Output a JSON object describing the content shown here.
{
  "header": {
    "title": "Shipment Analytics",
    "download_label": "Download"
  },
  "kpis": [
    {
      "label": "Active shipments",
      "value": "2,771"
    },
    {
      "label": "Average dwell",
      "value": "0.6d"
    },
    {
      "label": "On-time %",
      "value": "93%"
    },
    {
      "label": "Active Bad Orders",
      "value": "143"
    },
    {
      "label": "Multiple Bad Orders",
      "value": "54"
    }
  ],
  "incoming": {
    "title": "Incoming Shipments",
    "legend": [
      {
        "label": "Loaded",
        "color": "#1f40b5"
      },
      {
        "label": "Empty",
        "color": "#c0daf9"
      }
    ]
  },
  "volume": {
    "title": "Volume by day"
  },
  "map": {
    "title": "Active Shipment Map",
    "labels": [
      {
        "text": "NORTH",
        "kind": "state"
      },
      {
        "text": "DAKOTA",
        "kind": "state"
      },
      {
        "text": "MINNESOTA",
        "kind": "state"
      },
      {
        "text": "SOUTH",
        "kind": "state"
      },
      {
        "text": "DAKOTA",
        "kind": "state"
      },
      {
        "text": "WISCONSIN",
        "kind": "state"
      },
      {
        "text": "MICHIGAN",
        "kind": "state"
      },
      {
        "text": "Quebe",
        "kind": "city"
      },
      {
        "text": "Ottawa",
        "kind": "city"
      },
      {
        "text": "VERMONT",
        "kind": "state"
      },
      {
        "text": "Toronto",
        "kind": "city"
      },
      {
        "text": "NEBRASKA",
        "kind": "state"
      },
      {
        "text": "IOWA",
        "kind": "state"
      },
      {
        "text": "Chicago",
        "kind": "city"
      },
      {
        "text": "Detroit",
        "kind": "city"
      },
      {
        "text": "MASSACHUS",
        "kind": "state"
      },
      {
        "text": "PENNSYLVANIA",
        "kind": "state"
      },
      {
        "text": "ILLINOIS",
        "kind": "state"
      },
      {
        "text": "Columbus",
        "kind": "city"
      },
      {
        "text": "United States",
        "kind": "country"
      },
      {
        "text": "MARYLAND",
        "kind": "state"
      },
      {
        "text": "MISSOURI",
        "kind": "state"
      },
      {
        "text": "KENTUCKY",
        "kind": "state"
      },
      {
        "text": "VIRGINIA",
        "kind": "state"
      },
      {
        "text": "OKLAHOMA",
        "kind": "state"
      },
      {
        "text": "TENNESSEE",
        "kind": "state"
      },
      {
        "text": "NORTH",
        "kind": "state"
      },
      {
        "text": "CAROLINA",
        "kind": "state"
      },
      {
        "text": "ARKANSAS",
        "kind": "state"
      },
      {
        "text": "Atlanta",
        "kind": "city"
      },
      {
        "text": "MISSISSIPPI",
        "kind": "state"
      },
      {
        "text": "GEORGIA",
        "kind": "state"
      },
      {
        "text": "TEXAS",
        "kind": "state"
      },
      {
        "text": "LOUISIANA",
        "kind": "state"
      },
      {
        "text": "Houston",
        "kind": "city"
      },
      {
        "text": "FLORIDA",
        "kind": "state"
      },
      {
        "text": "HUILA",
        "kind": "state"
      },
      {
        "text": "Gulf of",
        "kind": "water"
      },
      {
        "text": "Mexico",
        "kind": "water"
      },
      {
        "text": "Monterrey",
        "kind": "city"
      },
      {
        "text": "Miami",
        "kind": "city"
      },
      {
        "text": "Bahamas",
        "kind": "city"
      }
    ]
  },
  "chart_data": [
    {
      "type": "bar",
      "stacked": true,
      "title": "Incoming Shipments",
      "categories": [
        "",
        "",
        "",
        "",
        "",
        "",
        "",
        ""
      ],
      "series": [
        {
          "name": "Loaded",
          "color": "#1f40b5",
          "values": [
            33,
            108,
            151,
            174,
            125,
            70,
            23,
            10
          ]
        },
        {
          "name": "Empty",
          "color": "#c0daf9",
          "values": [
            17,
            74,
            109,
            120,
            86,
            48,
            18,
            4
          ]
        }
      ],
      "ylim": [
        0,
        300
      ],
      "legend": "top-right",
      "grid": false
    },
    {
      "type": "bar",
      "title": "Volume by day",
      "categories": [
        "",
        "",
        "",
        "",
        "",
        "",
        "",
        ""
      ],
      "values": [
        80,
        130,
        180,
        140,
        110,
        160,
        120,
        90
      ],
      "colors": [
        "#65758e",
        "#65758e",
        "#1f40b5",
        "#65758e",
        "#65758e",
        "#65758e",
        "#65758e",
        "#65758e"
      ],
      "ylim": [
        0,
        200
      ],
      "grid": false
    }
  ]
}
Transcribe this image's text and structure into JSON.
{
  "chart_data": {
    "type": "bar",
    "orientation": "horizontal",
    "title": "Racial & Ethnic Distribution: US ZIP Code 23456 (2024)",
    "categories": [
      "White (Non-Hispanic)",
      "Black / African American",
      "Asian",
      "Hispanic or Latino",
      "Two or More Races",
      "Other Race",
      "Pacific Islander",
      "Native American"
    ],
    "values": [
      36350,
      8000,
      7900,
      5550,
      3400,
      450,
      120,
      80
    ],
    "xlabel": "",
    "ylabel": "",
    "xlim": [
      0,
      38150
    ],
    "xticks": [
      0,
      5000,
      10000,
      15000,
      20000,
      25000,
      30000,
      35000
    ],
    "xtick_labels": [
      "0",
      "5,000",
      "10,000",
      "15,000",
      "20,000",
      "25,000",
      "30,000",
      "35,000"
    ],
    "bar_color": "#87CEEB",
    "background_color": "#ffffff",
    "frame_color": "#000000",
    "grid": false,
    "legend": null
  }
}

- [YOUR GOAL]: Show all lines from the listing above in which "Hispanic" appears.

- [RESPONSE TO THE TASK]:
      "White (Non-Hispanic)",
      "Hispanic or Latino",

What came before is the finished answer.